[Directions for this task]
Below is a listing to write out in full, exactly as given, without its pictures.

[Rows from a dataset]

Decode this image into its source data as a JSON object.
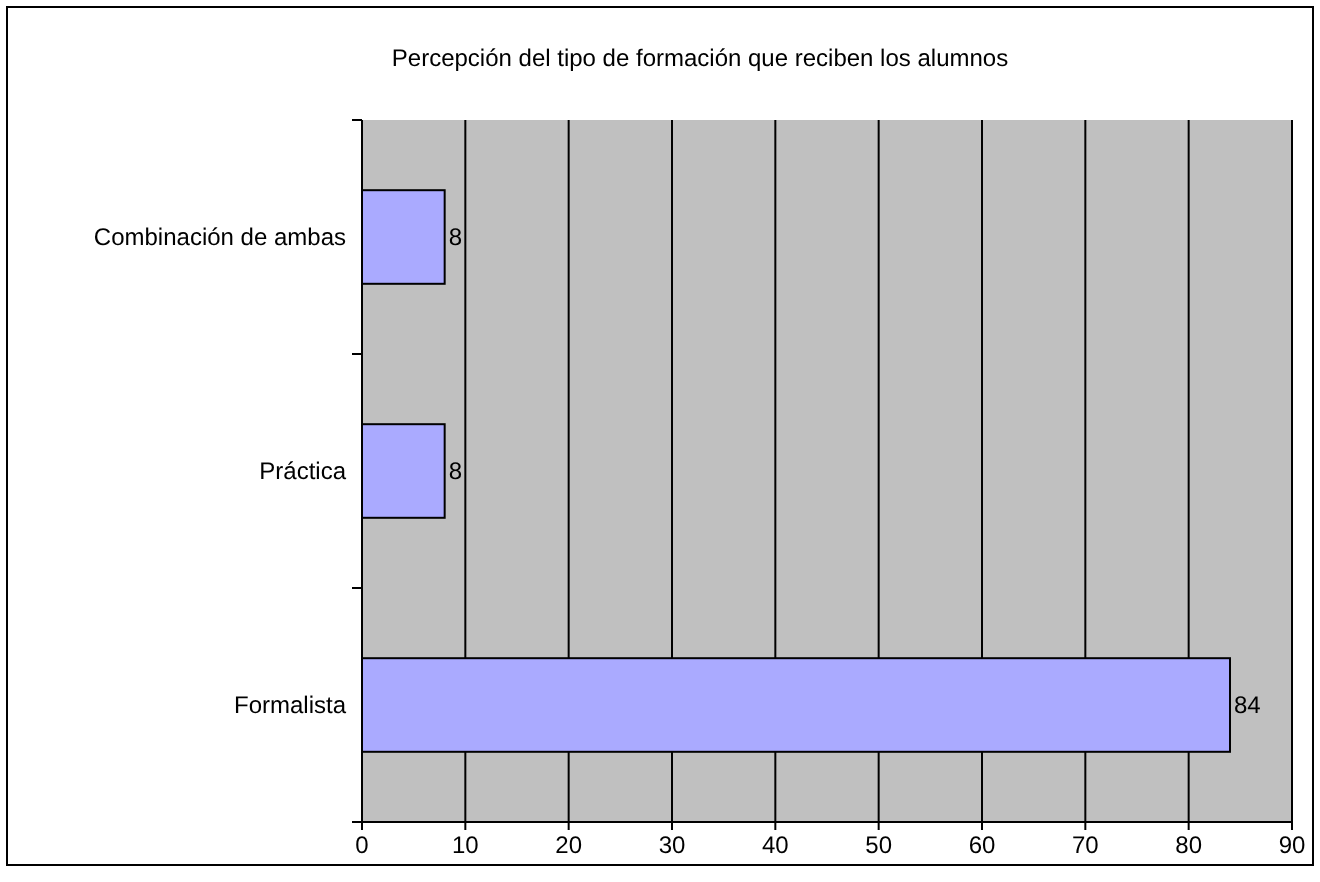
{
  "chart_data": {
    "type": "bar",
    "orientation": "horizontal",
    "title": "Percepción del tipo de formación que reciben los alumnos",
    "categories": [
      "Combinación de ambas",
      "Práctica",
      "Formalista"
    ],
    "values": [
      8,
      8,
      84
    ],
    "color": "#aaaaff",
    "xlim": [
      0,
      90
    ],
    "xticks": [
      0,
      10,
      20,
      30,
      40,
      50,
      60,
      70,
      80,
      90
    ],
    "grid": "x",
    "data_labels": true
  }
}
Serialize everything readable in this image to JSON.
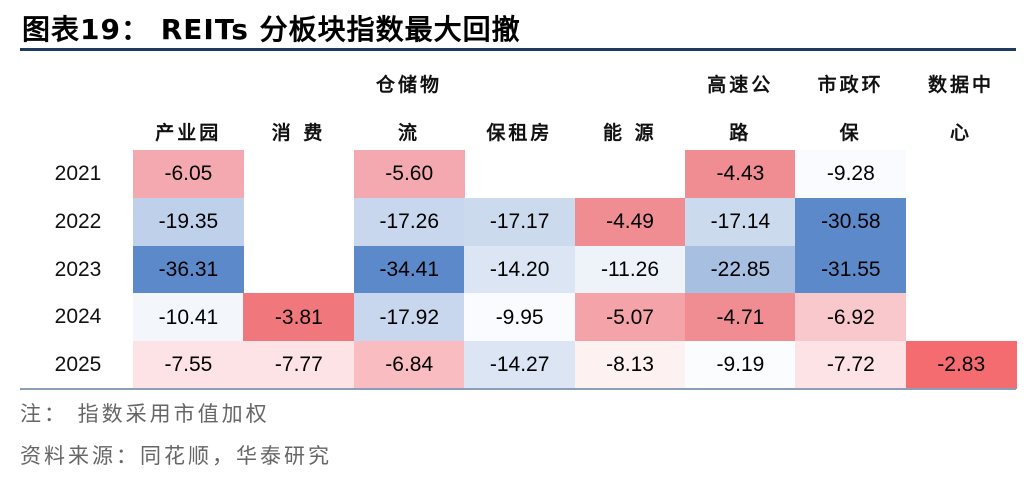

[Correct answer]
Decode this image into its source data as a JSON object.
{
  "chart_data": {
    "type": "bar",
    "orientation": "horizontal",
    "title": "Percepción del tipo de formación que reciben los alumnos",
    "categories": [
      "Combinación de ambas",
      "Práctica",
      "Formalista"
    ],
    "values": [
      8,
      8,
      84
    ],
    "color": "#aaaaff",
    "xlim": [
      0,
      90
    ],
    "xticks": [
      0,
      10,
      20,
      30,
      40,
      50,
      60,
      70,
      80,
      90
    ],
    "grid": "x",
    "data_labels": true
  }
}
Serialize everything readable in this image to JSON.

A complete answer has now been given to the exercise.